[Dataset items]
•••••

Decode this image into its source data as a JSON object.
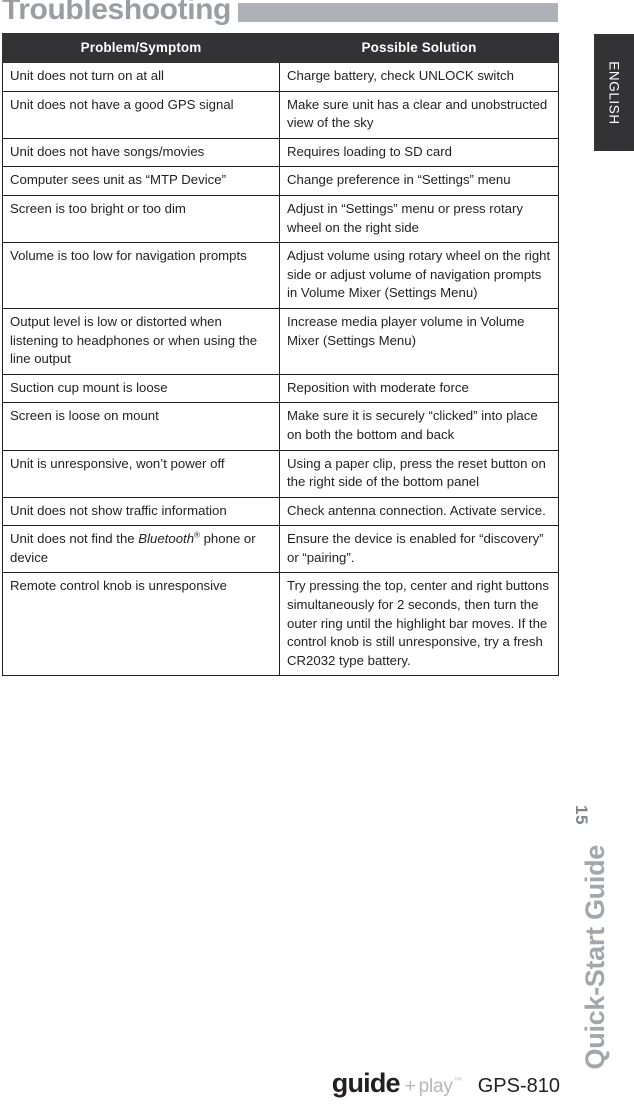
{
  "header": {
    "section_title": "Troubleshooting",
    "rule_color": "#aeb1b5"
  },
  "language_tab": {
    "label": "ENGLISH",
    "background": "#333234",
    "text_color": "#ffffff"
  },
  "table": {
    "header_background": "#333234",
    "columns": [
      "Problem/Symptom",
      "Possible Solution"
    ],
    "rows": [
      {
        "problem": "Unit does not turn on at all",
        "solution": "Charge battery, check UNLOCK switch"
      },
      {
        "problem": "Unit does not have a good GPS signal",
        "solution": "Make sure unit has a clear and unobstructed view of the sky"
      },
      {
        "problem": "Unit does not have songs/movies",
        "solution": "Requires loading to SD card"
      },
      {
        "problem": "Computer sees unit as “MTP Device”",
        "solution": "Change preference in “Settings” menu"
      },
      {
        "problem": "Screen is too bright or too dim",
        "solution": "Adjust in “Settings” menu or press rotary wheel on the right side"
      },
      {
        "problem": "Volume is too low for navigation prompts",
        "solution": "Adjust volume using rotary wheel on the right side or adjust volume of navigation prompts in Volume Mixer (Settings Menu)"
      },
      {
        "problem": "Output level is low or distorted when listening to headphones or when using the line output",
        "solution": "Increase media player volume in Volume Mixer (Settings Menu)"
      },
      {
        "problem": "Suction cup mount is loose",
        "solution": "Reposition with moderate force"
      },
      {
        "problem": "Screen is loose on mount",
        "solution": "Make sure it is securely “clicked” into place on both the bottom and back"
      },
      {
        "problem": "Unit is unresponsive, won’t power off",
        "solution": "Using a paper clip, press the reset button on the right side of the bottom panel"
      },
      {
        "problem": "Unit does not show traffic information",
        "solution": "Check antenna connection. Activate service."
      },
      {
        "problem_prefix": "Unit does not find the ",
        "problem_italic": "Bluetooth",
        "problem_sup": "®",
        "problem_suffix": " phone or device",
        "solution": "Ensure the device is enabled for “discovery” or “pairing”."
      },
      {
        "problem": "Remote control knob is unresponsive",
        "solution": "Try pressing the top, center and right buttons simultaneously for 2 seconds, then turn the outer ring until the highlight bar moves. If the control knob is still unresponsive, try a fresh CR2032 type battery."
      }
    ]
  },
  "side": {
    "page_number": "15",
    "guide_title": "Quick-Start Guide"
  },
  "footer": {
    "brand_guide": "guide",
    "brand_plus": "+",
    "brand_play": "play",
    "brand_tm": "™",
    "model": "GPS-810"
  }
}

•••••

**Description of the task:** Using the material above, return every line exactly as it appears, minus the pictures.

**Expected answer:**
Decode this image into its source data as a JSON object.
{
  "header": {
    "section_title": "Troubleshooting",
    "rule_color": "#aeb1b5"
  },
  "language_tab": {
    "label": "ENGLISH",
    "background": "#333234",
    "text_color": "#ffffff"
  },
  "table": {
    "header_background": "#333234",
    "columns": [
      "Problem/Symptom",
      "Possible Solution"
    ],
    "rows": [
      {
        "problem": "Unit does not turn on at all",
        "solution": "Charge battery, check UNLOCK switch"
      },
      {
        "problem": "Unit does not have a good GPS signal",
        "solution": "Make sure unit has a clear and unobstructed view of the sky"
      },
      {
        "problem": "Unit does not have songs/movies",
        "solution": "Requires loading to SD card"
      },
      {
        "problem": "Computer sees unit as “MTP Device”",
        "solution": "Change preference in “Settings” menu"
      },
      {
        "problem": "Screen is too bright or too dim",
        "solution": "Adjust in “Settings” menu or press rotary wheel on the right side"
      },
      {
        "problem": "Volume is too low for navigation prompts",
        "solution": "Adjust volume using rotary wheel on the right side or adjust volume of navigation prompts in Volume Mixer (Settings Menu)"
      },
      {
        "problem": "Output level is low or distorted when listening to headphones or when using the line output",
        "solution": "Increase media player volume in Volume Mixer (Settings Menu)"
      },
      {
        "problem": "Suction cup mount is loose",
        "solution": "Reposition with moderate force"
      },
      {
        "problem": "Screen is loose on mount",
        "solution": "Make sure it is securely “clicked” into place on both the bottom and back"
      },
      {
        "problem": "Unit is unresponsive, won’t power off",
        "solution": "Using a paper clip, press the reset button on the right side of the bottom panel"
      },
      {
        "problem": "Unit does not show traffic information",
        "solution": "Check antenna connection. Activate service."
      },
      {
        "problem_prefix": "Unit does not find the ",
        "problem_italic": "Bluetooth",
        "problem_sup": "®",
        "problem_suffix": " phone or device",
        "solution": "Ensure the device is enabled for “discovery” or “pairing”."
      },
      {
        "problem": "Remote control knob is unresponsive",
        "solution": "Try pressing the top, center and right buttons simultaneously for 2 seconds, then turn the outer ring until the highlight bar moves. If the control knob is still unresponsive, try a fresh CR2032 type battery."
      }
    ]
  },
  "side": {
    "page_number": "15",
    "guide_title": "Quick-Start Guide"
  },
  "footer": {
    "brand_guide": "guide",
    "brand_plus": "+",
    "brand_play": "play",
    "brand_tm": "™",
    "model": "GPS-810"
  }
}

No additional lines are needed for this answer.